**PROBLEMS TO WORK ON**
(a) In the forum thread about the 40 gallon breeder tank, what determines whether a glass tank can hold water?
(b) From the forum thread about the 40 gallon breeder tank, reproduce the stretch from "I would really" through "36 by 18 1/4.".

**GIVEN TEXT**
◇ ◇ ◇ ◇

# Other Pets > Fish >  Can a "40 gallon breeder" glass tank hold water?

## Zach

I would really like to use mine as a fish tank but i heard somewhere that it wont hold water and ive also heard that it would. I didnt buy it new (craigslist) so i wouldnt know if it was actually an  "aquarium" or not. The dimensions are...  36 by 18 1/4.


 what do you think?

----------


## mainbutter

Some can, some can't.  It's not the size, but the construction that determines if it can hold water.  Some glass tanks are built with reptiles in mind and cheap out on the construction since they are not meant to hold water, and those that are meant to hold water have stronger seals etc.

----------


## Powerspythons

I'd say just give it a shot..fill it up somewhere that you wouldnt mind water getting(a bathtub if it would fit) and see if there are any leaks in it..if there are a patch with some silicone glue/gel stuff should seal it up.  Thats just what I'd do tho, not saying it will work.. :Razz:

----------


## DemmBalls

Does the tank have a manufacturer label on the bottom?  If it was not intended for fish, the glass will be much thinner and may blow out when under pressure.  If you decide to fill it...I would do so outside first.

◇ ◇ ◇ ◇

**ITEMS**
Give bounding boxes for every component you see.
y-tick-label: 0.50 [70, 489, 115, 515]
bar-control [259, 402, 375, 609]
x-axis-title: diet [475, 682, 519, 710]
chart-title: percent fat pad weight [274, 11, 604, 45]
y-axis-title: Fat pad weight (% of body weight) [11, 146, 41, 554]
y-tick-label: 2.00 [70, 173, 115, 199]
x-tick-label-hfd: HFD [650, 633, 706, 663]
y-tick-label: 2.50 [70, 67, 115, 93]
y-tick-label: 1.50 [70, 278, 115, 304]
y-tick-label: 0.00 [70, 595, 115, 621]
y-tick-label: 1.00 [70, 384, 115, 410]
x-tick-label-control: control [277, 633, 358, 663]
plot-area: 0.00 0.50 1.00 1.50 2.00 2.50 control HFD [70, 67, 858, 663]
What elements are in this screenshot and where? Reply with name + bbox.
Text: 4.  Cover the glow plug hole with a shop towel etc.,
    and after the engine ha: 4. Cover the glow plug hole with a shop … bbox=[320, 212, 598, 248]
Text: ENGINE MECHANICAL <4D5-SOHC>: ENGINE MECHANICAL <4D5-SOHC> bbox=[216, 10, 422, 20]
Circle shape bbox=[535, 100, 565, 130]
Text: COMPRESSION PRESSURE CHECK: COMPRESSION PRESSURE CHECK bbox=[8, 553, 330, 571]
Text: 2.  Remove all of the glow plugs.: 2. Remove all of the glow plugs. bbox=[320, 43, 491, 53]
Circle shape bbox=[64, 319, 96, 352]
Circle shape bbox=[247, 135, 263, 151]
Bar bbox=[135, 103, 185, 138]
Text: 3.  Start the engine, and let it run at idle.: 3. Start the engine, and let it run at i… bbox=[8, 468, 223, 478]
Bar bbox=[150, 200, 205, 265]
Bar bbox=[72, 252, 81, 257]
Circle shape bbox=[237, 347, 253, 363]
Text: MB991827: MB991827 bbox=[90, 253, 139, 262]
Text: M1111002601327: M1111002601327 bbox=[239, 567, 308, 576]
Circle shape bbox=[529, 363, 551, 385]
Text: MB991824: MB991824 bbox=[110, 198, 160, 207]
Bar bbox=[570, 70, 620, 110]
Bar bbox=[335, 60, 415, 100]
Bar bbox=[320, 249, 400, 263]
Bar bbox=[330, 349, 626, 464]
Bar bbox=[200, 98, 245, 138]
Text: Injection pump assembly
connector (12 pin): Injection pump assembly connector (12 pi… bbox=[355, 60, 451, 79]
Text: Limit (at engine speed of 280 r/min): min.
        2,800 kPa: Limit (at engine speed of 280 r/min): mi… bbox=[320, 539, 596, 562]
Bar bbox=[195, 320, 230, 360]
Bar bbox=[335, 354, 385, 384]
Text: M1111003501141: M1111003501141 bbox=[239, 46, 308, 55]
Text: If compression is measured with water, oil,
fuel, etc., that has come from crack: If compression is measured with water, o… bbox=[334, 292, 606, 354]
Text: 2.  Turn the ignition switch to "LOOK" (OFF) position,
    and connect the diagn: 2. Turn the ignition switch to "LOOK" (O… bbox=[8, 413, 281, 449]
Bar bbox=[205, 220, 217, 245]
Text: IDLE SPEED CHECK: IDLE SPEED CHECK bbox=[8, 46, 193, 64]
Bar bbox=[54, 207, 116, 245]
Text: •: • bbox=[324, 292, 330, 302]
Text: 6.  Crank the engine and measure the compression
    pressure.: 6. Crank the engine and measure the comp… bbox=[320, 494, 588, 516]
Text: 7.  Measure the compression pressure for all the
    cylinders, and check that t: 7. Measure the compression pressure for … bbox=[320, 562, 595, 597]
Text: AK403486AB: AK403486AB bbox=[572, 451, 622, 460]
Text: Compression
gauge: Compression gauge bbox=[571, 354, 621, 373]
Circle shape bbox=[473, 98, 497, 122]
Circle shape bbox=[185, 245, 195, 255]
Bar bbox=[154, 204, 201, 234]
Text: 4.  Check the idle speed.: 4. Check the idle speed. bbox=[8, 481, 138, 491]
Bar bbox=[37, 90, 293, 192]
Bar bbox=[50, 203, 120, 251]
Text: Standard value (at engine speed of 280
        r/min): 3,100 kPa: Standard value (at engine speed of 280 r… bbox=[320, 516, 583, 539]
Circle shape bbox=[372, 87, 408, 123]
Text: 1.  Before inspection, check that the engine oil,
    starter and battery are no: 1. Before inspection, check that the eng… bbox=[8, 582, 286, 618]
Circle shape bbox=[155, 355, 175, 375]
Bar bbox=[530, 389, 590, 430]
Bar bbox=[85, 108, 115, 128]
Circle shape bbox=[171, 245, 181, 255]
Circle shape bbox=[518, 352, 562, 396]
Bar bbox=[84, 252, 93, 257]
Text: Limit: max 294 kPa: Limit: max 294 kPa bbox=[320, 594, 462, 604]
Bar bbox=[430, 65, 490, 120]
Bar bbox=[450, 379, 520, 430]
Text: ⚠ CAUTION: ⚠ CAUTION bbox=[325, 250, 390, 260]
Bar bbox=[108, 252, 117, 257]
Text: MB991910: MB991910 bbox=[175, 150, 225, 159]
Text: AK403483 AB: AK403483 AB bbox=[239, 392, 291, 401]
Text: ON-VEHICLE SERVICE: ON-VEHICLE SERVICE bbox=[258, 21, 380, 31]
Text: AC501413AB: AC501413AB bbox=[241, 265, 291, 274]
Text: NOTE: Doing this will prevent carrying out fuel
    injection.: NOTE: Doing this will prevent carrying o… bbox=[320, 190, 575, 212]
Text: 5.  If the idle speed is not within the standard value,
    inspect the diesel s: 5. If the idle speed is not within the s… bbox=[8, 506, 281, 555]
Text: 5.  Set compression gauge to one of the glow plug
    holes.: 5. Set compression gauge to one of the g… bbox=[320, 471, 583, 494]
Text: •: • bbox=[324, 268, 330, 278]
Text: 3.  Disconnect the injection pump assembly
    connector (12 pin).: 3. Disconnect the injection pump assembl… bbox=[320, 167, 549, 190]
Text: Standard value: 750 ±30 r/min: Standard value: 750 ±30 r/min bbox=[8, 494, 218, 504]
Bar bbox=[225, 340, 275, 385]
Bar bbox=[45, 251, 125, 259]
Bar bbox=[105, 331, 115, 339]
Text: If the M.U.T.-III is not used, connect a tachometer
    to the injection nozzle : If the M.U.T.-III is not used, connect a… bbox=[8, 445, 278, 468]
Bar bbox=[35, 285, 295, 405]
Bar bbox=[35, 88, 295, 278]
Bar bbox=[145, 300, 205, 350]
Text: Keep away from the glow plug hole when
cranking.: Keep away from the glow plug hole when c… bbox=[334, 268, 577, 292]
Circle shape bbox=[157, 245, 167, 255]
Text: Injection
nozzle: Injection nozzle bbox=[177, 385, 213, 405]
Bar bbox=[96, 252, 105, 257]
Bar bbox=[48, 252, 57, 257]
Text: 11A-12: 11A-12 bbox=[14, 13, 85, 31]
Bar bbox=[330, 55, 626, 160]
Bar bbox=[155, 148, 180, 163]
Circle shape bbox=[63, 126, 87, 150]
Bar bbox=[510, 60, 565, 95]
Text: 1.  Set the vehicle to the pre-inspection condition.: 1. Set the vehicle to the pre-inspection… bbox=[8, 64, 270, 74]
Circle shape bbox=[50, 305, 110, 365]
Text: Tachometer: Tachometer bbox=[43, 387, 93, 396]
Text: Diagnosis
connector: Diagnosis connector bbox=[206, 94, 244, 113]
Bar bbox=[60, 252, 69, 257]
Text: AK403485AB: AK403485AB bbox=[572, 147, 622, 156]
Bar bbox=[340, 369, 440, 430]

◇ ◇ ◇ ◇

**RESULTS FOR THE EXERCISE**
(a) Its construction, not its size.

(b)
I would really like to use mine as a fish tank but i heard somewhere that it wont hold water and ive also heard that it would. I didnt buy it new (craigslist) so i wouldnt know if it was actually an  "aquarium" or not. The dimensions are...  36 by 18 1/4.